**What to produce**
Keep only the lines of the data below that contain "page", and copy them.

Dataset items
========================================================================
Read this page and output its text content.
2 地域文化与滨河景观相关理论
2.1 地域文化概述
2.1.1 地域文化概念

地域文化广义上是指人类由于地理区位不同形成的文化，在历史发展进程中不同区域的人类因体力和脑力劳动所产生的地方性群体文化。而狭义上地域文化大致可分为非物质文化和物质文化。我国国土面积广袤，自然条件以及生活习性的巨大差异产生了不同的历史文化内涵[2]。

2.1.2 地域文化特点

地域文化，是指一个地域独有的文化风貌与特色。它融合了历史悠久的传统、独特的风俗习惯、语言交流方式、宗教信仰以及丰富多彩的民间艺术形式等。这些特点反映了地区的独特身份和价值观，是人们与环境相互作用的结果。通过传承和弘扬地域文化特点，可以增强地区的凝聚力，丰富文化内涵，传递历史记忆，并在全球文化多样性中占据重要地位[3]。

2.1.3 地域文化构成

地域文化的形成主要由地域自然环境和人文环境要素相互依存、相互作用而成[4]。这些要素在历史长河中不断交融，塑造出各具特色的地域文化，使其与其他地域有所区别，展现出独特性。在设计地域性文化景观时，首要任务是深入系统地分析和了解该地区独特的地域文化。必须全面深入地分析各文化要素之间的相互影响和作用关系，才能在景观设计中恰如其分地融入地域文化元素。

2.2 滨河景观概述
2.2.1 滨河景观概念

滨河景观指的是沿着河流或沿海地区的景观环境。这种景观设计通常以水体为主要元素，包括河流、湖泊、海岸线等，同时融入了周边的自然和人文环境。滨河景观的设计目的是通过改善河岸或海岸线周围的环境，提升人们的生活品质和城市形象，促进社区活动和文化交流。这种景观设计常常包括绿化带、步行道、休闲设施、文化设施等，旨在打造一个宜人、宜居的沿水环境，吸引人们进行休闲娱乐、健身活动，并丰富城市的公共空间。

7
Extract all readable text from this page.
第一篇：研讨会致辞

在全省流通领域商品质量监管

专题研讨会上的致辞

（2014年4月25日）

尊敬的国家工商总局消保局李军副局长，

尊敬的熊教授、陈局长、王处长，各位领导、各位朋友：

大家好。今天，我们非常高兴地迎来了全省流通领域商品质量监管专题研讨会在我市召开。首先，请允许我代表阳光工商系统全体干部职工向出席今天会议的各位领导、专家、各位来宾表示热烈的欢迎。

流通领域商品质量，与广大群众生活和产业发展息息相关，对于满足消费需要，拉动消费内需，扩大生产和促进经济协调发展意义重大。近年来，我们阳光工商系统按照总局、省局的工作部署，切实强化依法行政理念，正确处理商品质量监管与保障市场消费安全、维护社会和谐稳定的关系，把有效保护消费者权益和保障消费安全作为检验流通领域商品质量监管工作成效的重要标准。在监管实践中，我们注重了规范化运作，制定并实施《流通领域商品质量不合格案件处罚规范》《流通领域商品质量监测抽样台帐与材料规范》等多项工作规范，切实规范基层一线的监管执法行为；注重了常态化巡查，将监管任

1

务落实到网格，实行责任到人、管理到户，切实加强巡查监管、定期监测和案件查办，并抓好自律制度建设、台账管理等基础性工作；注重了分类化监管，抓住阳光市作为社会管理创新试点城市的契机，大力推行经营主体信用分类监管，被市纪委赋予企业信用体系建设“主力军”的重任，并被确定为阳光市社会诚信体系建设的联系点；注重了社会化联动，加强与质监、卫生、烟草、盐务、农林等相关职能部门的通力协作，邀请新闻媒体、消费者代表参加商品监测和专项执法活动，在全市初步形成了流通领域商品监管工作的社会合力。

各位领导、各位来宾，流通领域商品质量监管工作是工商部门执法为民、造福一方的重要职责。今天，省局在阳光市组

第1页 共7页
========================================================================
**The completed task**
Read this page and output its text content.
Extract all readable text from this page.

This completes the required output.